**Required task**
Make an exact copy of the data below, leaving out every picture.

---- Entries shown

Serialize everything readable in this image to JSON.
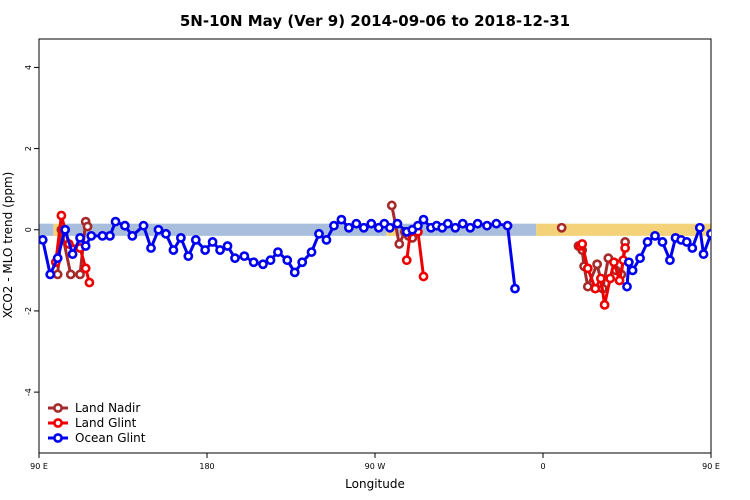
{
  "chart_data": {
    "type": "line",
    "title": "5N-10N May (Ver 9)   2014-09-06 to 2018-12-31",
    "xlabel": "Longitude",
    "ylabel": "XCO2 - MLO trend (ppm)",
    "xlim": [
      90,
      450
    ],
    "ylim": [
      -5.5,
      4.7
    ],
    "xticks": [
      {
        "value": 90,
        "label": "90 E"
      },
      {
        "value": 180,
        "label": "180"
      },
      {
        "value": 270,
        "label": "90 W"
      },
      {
        "value": 360,
        "label": "0"
      },
      {
        "value": 450,
        "label": "90 E"
      },
      {
        "value": 540,
        "label": "180"
      }
    ],
    "yticks": [
      -4,
      -2,
      0,
      2,
      4
    ],
    "legend_position": "bottom-left",
    "background_band": {
      "y_range": [
        -0.15,
        0.15
      ],
      "segments": [
        {
          "x0": 90,
          "x1": 97.7,
          "color": "#a8bedc"
        },
        {
          "x0": 97.7,
          "x1": 101.8,
          "color": "#f4d27a"
        },
        {
          "x0": 101.8,
          "x1": 276.1,
          "color": "#a8bedc"
        },
        {
          "x0": 276.1,
          "x1": 281.7,
          "color": "#f4d27a"
        },
        {
          "x0": 281.7,
          "x1": 356.4,
          "color": "#a8bedc"
        },
        {
          "x0": 356.4,
          "x1": 455.0,
          "color": "#f4d27a"
        },
        {
          "x0": 455.0,
          "x1": 461.3,
          "color": "#a8bedc"
        },
        {
          "x0": 461.3,
          "x1": 460.0,
          "color": "#a8bedc"
        },
        {
          "x0": 460.0,
          "x1": 540,
          "color": "#a8bedc"
        }
      ]
    },
    "series": [
      {
        "name": "Land Nadir",
        "color": "#a52a2a",
        "segments": [
          [
            [
              100,
              -1.1
            ],
            [
              102,
              0.0
            ],
            [
              107,
              -1.1
            ],
            [
              112,
              -1.1
            ],
            [
              115,
              0.2
            ],
            [
              116,
              0.08
            ]
          ],
          [
            [
              279,
              0.6
            ],
            [
              283,
              -0.35
            ],
            [
              286,
              -0.05
            ],
            [
              288,
              -0.15
            ],
            [
              290,
              -0.2
            ]
          ],
          [
            [
              370,
              0.05
            ]
          ],
          [
            [
              379,
              -0.4
            ],
            [
              381,
              -0.5
            ],
            [
              382,
              -0.9
            ],
            [
              384,
              -1.4
            ],
            [
              389,
              -0.85
            ],
            [
              392,
              -1.45
            ],
            [
              395,
              -0.7
            ],
            [
              399,
              -1.0
            ],
            [
              402,
              -1.1
            ],
            [
              404,
              -0.3
            ]
          ],
          [
            [
              469,
              -0.7
            ],
            [
              472,
              -1.1
            ],
            [
              479,
              -1.1
            ],
            [
              484,
              -0.8
            ],
            [
              490,
              -1.1
            ],
            [
              492,
              0.2
            ],
            [
              494,
              0.1
            ]
          ]
        ]
      },
      {
        "name": "Land Glint",
        "color": "#ee0000",
        "segments": [
          [
            [
              99,
              -0.8
            ],
            [
              102,
              0.35
            ],
            [
              106,
              -0.35
            ],
            [
              112,
              -0.45
            ],
            [
              115,
              -0.95
            ],
            [
              117,
              -1.3
            ]
          ],
          [
            [
              287,
              -0.75
            ],
            [
              289,
              -0.05
            ],
            [
              293,
              -0.05
            ],
            [
              296,
              -1.15
            ]
          ],
          [
            [
              380,
              -0.4
            ],
            [
              381,
              -0.35
            ],
            [
              384,
              -0.95
            ],
            [
              388,
              -1.45
            ],
            [
              391,
              -1.2
            ],
            [
              393,
              -1.85
            ],
            [
              396,
              -1.2
            ],
            [
              398,
              -0.8
            ],
            [
              401,
              -1.25
            ],
            [
              403,
              -0.75
            ],
            [
              404,
              -0.45
            ]
          ],
          [
            [
              469,
              0.05
            ],
            [
              470,
              -0.7
            ],
            [
              474,
              -0.8
            ],
            [
              476,
              0.35
            ],
            [
              487,
              -0.55
            ],
            [
              489,
              -0.95
            ],
            [
              491,
              -1.25
            ]
          ]
        ]
      },
      {
        "name": "Ocean Glint",
        "color": "#0000ee",
        "segments": [
          [
            [
              92,
              -0.25
            ],
            [
              96,
              -1.1
            ],
            [
              100,
              -0.7
            ],
            [
              104,
              0.0
            ],
            [
              108,
              -0.6
            ],
            [
              112,
              -0.2
            ],
            [
              115,
              -0.4
            ],
            [
              118,
              -0.15
            ],
            [
              124,
              -0.15
            ],
            [
              128,
              -0.15
            ],
            [
              131,
              0.2
            ],
            [
              136,
              0.1
            ],
            [
              140,
              -0.15
            ],
            [
              146,
              0.1
            ],
            [
              150,
              -0.45
            ],
            [
              154,
              0.0
            ],
            [
              158,
              -0.1
            ],
            [
              162,
              -0.5
            ],
            [
              166,
              -0.2
            ],
            [
              170,
              -0.65
            ],
            [
              174,
              -0.25
            ],
            [
              179,
              -0.5
            ],
            [
              183,
              -0.3
            ],
            [
              187,
              -0.5
            ],
            [
              191,
              -0.4
            ],
            [
              195,
              -0.7
            ],
            [
              200,
              -0.65
            ],
            [
              205,
              -0.8
            ],
            [
              210,
              -0.85
            ],
            [
              214,
              -0.75
            ],
            [
              218,
              -0.55
            ],
            [
              223,
              -0.75
            ],
            [
              227,
              -1.05
            ],
            [
              231,
              -0.8
            ],
            [
              236,
              -0.55
            ],
            [
              240,
              -0.1
            ],
            [
              244,
              -0.25
            ],
            [
              248,
              0.1
            ],
            [
              252,
              0.25
            ],
            [
              256,
              0.05
            ],
            [
              260,
              0.15
            ],
            [
              264,
              0.05
            ],
            [
              268,
              0.15
            ],
            [
              272,
              0.05
            ],
            [
              275,
              0.15
            ],
            [
              278,
              0.05
            ],
            [
              282,
              0.15
            ],
            [
              287,
              -0.05
            ],
            [
              290,
              0.0
            ],
            [
              293,
              0.1
            ],
            [
              296,
              0.25
            ],
            [
              300,
              0.05
            ],
            [
              303,
              0.1
            ],
            [
              306,
              0.05
            ],
            [
              309,
              0.15
            ],
            [
              313,
              0.05
            ],
            [
              317,
              0.15
            ],
            [
              321,
              0.05
            ],
            [
              325,
              0.15
            ],
            [
              330,
              0.1
            ],
            [
              335,
              0.15
            ],
            [
              341,
              0.1
            ],
            [
              345,
              -1.45
            ]
          ],
          [
            [
              405,
              -1.4
            ],
            [
              406,
              -0.8
            ],
            [
              408,
              -1.0
            ],
            [
              412,
              -0.7
            ],
            [
              416,
              -0.3
            ],
            [
              420,
              -0.15
            ],
            [
              424,
              -0.3
            ],
            [
              428,
              -0.75
            ],
            [
              431,
              -0.2
            ],
            [
              434,
              -0.25
            ],
            [
              437,
              -0.3
            ],
            [
              440,
              -0.45
            ],
            [
              444,
              0.05
            ],
            [
              446,
              -0.6
            ],
            [
              450,
              -0.1
            ],
            [
              454,
              -0.45
            ],
            [
              458,
              -0.15
            ],
            [
              462,
              -0.15
            ],
            [
              466,
              -0.2
            ],
            [
              470,
              0.2
            ],
            [
              474,
              0.1
            ],
            [
              478,
              -0.2
            ],
            [
              482,
              0.0
            ],
            [
              486,
              0.1
            ],
            [
              490,
              -0.45
            ],
            [
              494,
              0.0
            ],
            [
              497,
              -0.1
            ]
          ]
        ]
      }
    ]
  }
}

--------

**Problem solution**
Serialize everything readable in this image to JSON.
{
  "chart_data": {
    "type": "line",
    "title": "5N-10N May (Ver 9)   2014-09-06 to 2018-12-31",
    "xlabel": "Longitude",
    "ylabel": "XCO2 - MLO trend (ppm)",
    "xlim": [
      90,
      450
    ],
    "ylim": [
      -5.5,
      4.7
    ],
    "xticks": [
      {
        "value": 90,
        "label": "90 E"
      },
      {
        "value": 180,
        "label": "180"
      },
      {
        "value": 270,
        "label": "90 W"
      },
      {
        "value": 360,
        "label": "0"
      },
      {
        "value": 450,
        "label": "90 E"
      },
      {
        "value": 540,
        "label": "180"
      }
    ],
    "yticks": [
      -4,
      -2,
      0,
      2,
      4
    ],
    "legend_position": "bottom-left",
    "background_band": {
      "y_range": [
        -0.15,
        0.15
      ],
      "segments": [
        {
          "x0": 90,
          "x1": 97.7,
          "color": "#a8bedc"
        },
        {
          "x0": 97.7,
          "x1": 101.8,
          "color": "#f4d27a"
        },
        {
          "x0": 101.8,
          "x1": 276.1,
          "color": "#a8bedc"
        },
        {
          "x0": 276.1,
          "x1": 281.7,
          "color": "#f4d27a"
        },
        {
          "x0": 281.7,
          "x1": 356.4,
          "color": "#a8bedc"
        },
        {
          "x0": 356.4,
          "x1": 455.0,
          "color": "#f4d27a"
        },
        {
          "x0": 455.0,
          "x1": 461.3,
          "color": "#a8bedc"
        },
        {
          "x0": 461.3,
          "x1": 460.0,
          "color": "#a8bedc"
        },
        {
          "x0": 460.0,
          "x1": 540,
          "color": "#a8bedc"
        }
      ]
    },
    "series": [
      {
        "name": "Land Nadir",
        "color": "#a52a2a",
        "segments": [
          [
            [
              100,
              -1.1
            ],
            [
              102,
              0.0
            ],
            [
              107,
              -1.1
            ],
            [
              112,
              -1.1
            ],
            [
              115,
              0.2
            ],
            [
              116,
              0.08
            ]
          ],
          [
            [
              279,
              0.6
            ],
            [
              283,
              -0.35
            ],
            [
              286,
              -0.05
            ],
            [
              288,
              -0.15
            ],
            [
              290,
              -0.2
            ]
          ],
          [
            [
              370,
              0.05
            ]
          ],
          [
            [
              379,
              -0.4
            ],
            [
              381,
              -0.5
            ],
            [
              382,
              -0.9
            ],
            [
              384,
              -1.4
            ],
            [
              389,
              -0.85
            ],
            [
              392,
              -1.45
            ],
            [
              395,
              -0.7
            ],
            [
              399,
              -1.0
            ],
            [
              402,
              -1.1
            ],
            [
              404,
              -0.3
            ]
          ],
          [
            [
              469,
              -0.7
            ],
            [
              472,
              -1.1
            ],
            [
              479,
              -1.1
            ],
            [
              484,
              -0.8
            ],
            [
              490,
              -1.1
            ],
            [
              492,
              0.2
            ],
            [
              494,
              0.1
            ]
          ]
        ]
      },
      {
        "name": "Land Glint",
        "color": "#ee0000",
        "segments": [
          [
            [
              99,
              -0.8
            ],
            [
              102,
              0.35
            ],
            [
              106,
              -0.35
            ],
            [
              112,
              -0.45
            ],
            [
              115,
              -0.95
            ],
            [
              117,
              -1.3
            ]
          ],
          [
            [
              287,
              -0.75
            ],
            [
              289,
              -0.05
            ],
            [
              293,
              -0.05
            ],
            [
              296,
              -1.15
            ]
          ],
          [
            [
              380,
              -0.4
            ],
            [
              381,
              -0.35
            ],
            [
              384,
              -0.95
            ],
            [
              388,
              -1.45
            ],
            [
              391,
              -1.2
            ],
            [
              393,
              -1.85
            ],
            [
              396,
              -1.2
            ],
            [
              398,
              -0.8
            ],
            [
              401,
              -1.25
            ],
            [
              403,
              -0.75
            ],
            [
              404,
              -0.45
            ]
          ],
          [
            [
              469,
              0.05
            ],
            [
              470,
              -0.7
            ],
            [
              474,
              -0.8
            ],
            [
              476,
              0.35
            ],
            [
              487,
              -0.55
            ],
            [
              489,
              -0.95
            ],
            [
              491,
              -1.25
            ]
          ]
        ]
      },
      {
        "name": "Ocean Glint",
        "color": "#0000ee",
        "segments": [
          [
            [
              92,
              -0.25
            ],
            [
              96,
              -1.1
            ],
            [
              100,
              -0.7
            ],
            [
              104,
              0.0
            ],
            [
              108,
              -0.6
            ],
            [
              112,
              -0.2
            ],
            [
              115,
              -0.4
            ],
            [
              118,
              -0.15
            ],
            [
              124,
              -0.15
            ],
            [
              128,
              -0.15
            ],
            [
              131,
              0.2
            ],
            [
              136,
              0.1
            ],
            [
              140,
              -0.15
            ],
            [
              146,
              0.1
            ],
            [
              150,
              -0.45
            ],
            [
              154,
              0.0
            ],
            [
              158,
              -0.1
            ],
            [
              162,
              -0.5
            ],
            [
              166,
              -0.2
            ],
            [
              170,
              -0.65
            ],
            [
              174,
              -0.25
            ],
            [
              179,
              -0.5
            ],
            [
              183,
              -0.3
            ],
            [
              187,
              -0.5
            ],
            [
              191,
              -0.4
            ],
            [
              195,
              -0.7
            ],
            [
              200,
              -0.65
            ],
            [
              205,
              -0.8
            ],
            [
              210,
              -0.85
            ],
            [
              214,
              -0.75
            ],
            [
              218,
              -0.55
            ],
            [
              223,
              -0.75
            ],
            [
              227,
              -1.05
            ],
            [
              231,
              -0.8
            ],
            [
              236,
              -0.55
            ],
            [
              240,
              -0.1
            ],
            [
              244,
              -0.25
            ],
            [
              248,
              0.1
            ],
            [
              252,
              0.25
            ],
            [
              256,
              0.05
            ],
            [
              260,
              0.15
            ],
            [
              264,
              0.05
            ],
            [
              268,
              0.15
            ],
            [
              272,
              0.05
            ],
            [
              275,
              0.15
            ],
            [
              278,
              0.05
            ],
            [
              282,
              0.15
            ],
            [
              287,
              -0.05
            ],
            [
              290,
              0.0
            ],
            [
              293,
              0.1
            ],
            [
              296,
              0.25
            ],
            [
              300,
              0.05
            ],
            [
              303,
              0.1
            ],
            [
              306,
              0.05
            ],
            [
              309,
              0.15
            ],
            [
              313,
              0.05
            ],
            [
              317,
              0.15
            ],
            [
              321,
              0.05
            ],
            [
              325,
              0.15
            ],
            [
              330,
              0.1
            ],
            [
              335,
              0.15
            ],
            [
              341,
              0.1
            ],
            [
              345,
              -1.45
            ]
          ],
          [
            [
              405,
              -1.4
            ],
            [
              406,
              -0.8
            ],
            [
              408,
              -1.0
            ],
            [
              412,
              -0.7
            ],
            [
              416,
              -0.3
            ],
            [
              420,
              -0.15
            ],
            [
              424,
              -0.3
            ],
            [
              428,
              -0.75
            ],
            [
              431,
              -0.2
            ],
            [
              434,
              -0.25
            ],
            [
              437,
              -0.3
            ],
            [
              440,
              -0.45
            ],
            [
              444,
              0.05
            ],
            [
              446,
              -0.6
            ],
            [
              450,
              -0.1
            ],
            [
              454,
              -0.45
            ],
            [
              458,
              -0.15
            ],
            [
              462,
              -0.15
            ],
            [
              466,
              -0.2
            ],
            [
              470,
              0.2
            ],
            [
              474,
              0.1
            ],
            [
              478,
              -0.2
            ],
            [
              482,
              0.0
            ],
            [
              486,
              0.1
            ],
            [
              490,
              -0.45
            ],
            [
              494,
              0.0
            ],
            [
              497,
              -0.1
            ]
          ]
        ]
      }
    ]
  }
}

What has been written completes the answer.